- **What is needed**: Can you continue the reflection below on seeing the sacred in ordinary moments, starting right after its final sentence?

- **Text**:

What you see is what you get

Seeing.  

Seeing this ordinary life of mine.

Seeing the sacred that’s strung in between the many, many mundane moments.

Seeing the holiness that exists inside those prosaic, everyday things.

This seeing has been a preoccupation of mine for a long time.  I searched my archives and found pages of posts that featured either photographs of or stories about my life’s small moments.  The “grout in between the tiles” of life, as I’ve called it.  Which is where all the magic resides, I’ve found.

In her essay titled Seeing, Annie Dillard said, what you see is what you get, imbuing those familiar words with a new layer of meaning.  Pay attention, and your life will be rich.

Lately my friend Aidan been writing about noticing the small moments in her life.  The messy, the in-between, the oft-overlooked experiences that, in fact, add up to life itself.  She’s one of many, many people who I know who are out there, noticing and stringing pearls onto the strings of their days, one at a time.  What they – and I – are building is a masterpiece.

- **Data records**:
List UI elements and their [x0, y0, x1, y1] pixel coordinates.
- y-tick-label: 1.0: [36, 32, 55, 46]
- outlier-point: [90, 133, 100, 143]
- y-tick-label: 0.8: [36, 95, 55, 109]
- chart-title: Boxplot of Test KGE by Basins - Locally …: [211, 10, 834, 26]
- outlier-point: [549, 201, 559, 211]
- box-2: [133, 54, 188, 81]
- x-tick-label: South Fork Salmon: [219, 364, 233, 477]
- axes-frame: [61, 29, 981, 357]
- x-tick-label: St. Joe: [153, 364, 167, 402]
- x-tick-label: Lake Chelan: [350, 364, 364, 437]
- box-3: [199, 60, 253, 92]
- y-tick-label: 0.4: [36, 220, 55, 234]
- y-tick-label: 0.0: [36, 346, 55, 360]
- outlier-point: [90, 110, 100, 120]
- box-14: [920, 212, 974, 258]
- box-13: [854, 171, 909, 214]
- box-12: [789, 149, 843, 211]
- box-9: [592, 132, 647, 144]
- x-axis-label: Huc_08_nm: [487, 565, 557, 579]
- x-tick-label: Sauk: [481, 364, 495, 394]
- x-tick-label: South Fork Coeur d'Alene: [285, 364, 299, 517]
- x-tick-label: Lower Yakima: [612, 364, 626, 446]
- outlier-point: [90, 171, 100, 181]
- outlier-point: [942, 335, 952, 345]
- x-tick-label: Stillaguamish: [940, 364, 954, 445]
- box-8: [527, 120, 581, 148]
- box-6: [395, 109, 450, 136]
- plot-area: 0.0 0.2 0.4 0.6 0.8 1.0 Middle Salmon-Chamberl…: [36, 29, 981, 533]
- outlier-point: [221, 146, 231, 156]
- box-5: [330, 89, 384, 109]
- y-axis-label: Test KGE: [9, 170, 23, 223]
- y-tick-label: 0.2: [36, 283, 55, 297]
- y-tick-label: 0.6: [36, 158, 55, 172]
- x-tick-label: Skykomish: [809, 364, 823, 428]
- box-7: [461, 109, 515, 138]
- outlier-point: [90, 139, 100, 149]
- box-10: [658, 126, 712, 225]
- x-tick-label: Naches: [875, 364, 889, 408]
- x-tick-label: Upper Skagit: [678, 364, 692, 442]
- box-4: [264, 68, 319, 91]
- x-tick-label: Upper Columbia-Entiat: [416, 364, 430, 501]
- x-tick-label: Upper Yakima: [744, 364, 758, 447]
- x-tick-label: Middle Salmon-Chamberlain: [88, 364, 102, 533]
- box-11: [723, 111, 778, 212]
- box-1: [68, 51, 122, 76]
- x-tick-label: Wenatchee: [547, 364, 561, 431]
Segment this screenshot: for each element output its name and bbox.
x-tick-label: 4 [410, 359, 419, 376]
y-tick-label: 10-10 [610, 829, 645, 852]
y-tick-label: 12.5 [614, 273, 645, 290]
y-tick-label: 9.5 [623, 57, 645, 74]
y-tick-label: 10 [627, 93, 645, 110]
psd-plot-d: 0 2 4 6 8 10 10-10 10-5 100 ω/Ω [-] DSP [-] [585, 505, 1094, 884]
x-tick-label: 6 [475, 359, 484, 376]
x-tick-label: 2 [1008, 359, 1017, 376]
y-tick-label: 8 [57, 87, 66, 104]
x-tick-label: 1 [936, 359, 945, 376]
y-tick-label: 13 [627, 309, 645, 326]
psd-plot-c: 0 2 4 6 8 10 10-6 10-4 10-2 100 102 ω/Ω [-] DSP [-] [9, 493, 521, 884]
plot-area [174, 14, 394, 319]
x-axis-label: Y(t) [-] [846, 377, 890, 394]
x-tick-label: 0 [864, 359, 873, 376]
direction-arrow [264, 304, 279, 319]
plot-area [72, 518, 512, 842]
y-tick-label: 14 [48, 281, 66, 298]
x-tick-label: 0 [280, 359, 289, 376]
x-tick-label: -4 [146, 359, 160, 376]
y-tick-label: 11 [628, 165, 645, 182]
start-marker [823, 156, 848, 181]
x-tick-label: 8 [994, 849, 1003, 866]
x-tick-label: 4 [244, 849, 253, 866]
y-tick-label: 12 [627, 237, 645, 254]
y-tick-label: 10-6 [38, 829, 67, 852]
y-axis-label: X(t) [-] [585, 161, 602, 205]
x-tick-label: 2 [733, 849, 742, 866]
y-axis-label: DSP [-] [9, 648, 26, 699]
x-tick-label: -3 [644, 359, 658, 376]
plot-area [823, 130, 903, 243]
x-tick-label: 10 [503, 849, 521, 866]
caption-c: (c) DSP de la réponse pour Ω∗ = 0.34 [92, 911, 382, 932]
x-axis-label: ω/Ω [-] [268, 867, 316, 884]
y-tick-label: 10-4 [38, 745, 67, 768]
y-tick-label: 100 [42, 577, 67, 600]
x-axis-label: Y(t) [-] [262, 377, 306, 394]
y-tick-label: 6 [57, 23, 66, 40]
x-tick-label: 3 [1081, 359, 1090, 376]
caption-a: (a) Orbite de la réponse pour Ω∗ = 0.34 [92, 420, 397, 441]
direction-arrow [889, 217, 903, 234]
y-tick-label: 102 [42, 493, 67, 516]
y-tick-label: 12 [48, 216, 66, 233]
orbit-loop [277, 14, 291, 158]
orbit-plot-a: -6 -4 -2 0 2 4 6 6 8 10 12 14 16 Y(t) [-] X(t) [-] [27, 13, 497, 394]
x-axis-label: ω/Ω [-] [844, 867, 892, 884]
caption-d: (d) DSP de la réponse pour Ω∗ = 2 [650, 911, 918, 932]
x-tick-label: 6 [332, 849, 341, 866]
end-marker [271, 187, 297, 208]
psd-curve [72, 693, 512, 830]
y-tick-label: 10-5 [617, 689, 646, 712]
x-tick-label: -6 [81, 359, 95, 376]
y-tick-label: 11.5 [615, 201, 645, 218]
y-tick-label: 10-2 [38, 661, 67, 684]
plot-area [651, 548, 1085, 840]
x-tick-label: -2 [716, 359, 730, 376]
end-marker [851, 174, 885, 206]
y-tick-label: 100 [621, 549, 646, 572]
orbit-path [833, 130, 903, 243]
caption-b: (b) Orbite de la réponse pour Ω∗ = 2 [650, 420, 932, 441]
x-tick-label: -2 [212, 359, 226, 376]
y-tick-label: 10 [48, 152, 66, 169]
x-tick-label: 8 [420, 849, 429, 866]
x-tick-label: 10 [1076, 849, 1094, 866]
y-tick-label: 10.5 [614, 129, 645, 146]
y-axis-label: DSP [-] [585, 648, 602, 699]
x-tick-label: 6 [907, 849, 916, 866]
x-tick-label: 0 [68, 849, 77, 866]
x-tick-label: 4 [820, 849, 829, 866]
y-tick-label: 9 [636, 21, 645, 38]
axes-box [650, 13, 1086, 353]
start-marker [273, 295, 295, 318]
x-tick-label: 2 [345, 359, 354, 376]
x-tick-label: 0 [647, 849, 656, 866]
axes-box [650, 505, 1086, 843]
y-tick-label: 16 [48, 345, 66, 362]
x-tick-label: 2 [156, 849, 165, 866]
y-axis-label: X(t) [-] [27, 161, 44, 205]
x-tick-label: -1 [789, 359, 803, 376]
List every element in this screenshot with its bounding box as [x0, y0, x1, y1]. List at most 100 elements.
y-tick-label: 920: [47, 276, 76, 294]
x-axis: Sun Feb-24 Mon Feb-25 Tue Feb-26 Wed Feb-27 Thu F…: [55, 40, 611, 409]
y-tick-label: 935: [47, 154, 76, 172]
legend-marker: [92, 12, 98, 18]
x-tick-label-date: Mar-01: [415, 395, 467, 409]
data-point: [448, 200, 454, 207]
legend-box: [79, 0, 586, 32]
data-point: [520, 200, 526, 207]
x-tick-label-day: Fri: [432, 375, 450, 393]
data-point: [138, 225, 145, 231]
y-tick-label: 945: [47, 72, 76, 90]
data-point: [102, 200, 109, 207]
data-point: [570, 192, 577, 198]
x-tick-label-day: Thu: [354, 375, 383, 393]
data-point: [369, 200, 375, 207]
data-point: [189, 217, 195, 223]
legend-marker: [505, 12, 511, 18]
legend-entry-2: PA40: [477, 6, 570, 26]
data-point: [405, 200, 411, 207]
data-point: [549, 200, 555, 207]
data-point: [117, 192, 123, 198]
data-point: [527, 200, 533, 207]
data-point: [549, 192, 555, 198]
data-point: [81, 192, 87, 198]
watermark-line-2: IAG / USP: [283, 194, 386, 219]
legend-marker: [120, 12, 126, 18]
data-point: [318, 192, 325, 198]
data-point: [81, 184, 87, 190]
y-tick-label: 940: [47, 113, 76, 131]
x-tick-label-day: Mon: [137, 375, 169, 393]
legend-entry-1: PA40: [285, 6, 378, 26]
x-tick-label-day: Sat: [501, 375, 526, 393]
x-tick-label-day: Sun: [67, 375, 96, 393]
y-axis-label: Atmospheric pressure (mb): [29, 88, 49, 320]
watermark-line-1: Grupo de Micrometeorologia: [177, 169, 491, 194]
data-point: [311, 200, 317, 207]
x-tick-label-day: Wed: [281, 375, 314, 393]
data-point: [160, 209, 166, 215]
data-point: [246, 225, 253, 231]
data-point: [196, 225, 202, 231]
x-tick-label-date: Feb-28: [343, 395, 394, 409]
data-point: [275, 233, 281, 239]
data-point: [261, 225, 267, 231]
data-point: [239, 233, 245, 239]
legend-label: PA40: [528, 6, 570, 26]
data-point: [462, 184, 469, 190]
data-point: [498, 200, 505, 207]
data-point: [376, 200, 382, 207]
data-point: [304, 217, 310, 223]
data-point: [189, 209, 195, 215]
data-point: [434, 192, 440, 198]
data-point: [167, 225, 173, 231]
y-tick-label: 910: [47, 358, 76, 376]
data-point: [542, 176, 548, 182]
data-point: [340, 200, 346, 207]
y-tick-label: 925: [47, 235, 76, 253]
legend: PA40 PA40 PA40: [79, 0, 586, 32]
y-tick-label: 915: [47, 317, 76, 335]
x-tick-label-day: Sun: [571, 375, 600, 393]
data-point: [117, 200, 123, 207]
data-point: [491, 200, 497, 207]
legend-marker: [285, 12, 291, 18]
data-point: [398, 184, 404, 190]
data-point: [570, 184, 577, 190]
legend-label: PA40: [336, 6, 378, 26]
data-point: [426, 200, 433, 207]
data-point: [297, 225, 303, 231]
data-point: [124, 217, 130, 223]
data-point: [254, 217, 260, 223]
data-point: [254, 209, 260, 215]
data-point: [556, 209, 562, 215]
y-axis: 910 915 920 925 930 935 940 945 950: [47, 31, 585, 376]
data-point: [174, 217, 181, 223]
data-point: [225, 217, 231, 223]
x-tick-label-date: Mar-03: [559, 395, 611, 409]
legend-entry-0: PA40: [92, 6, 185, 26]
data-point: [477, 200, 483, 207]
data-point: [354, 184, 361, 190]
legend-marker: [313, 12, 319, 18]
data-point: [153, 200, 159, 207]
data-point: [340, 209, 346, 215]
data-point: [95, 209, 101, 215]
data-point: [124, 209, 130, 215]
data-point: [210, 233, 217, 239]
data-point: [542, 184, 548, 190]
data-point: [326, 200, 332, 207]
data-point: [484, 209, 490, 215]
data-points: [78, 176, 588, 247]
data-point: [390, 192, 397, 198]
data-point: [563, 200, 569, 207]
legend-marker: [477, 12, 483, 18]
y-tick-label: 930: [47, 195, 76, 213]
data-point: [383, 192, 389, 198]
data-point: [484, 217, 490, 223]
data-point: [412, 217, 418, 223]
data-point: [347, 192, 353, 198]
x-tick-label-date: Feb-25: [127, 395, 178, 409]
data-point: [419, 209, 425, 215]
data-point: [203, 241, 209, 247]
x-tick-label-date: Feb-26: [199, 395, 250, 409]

- **Answer to the exercise**:
This blog began as a catalog of these small moments.  I wanted to remember all the things I knew I would forget in those first exhausting, chaotic years of Grace and Whit’s lives.  And as I kept blogging, and kept noticing, I realized that the practice of writing about the divinity in my days had actually changed the way I existed in the world.

Now I can’t stop noticing.  Every day I trip over pieces of beauty, unexpected, unanticipated, often unimagined.  This is really what Instagram is, for me now: a gathering of the tiny, sparkling shards that glitter in my days.  I would love if you would find me there!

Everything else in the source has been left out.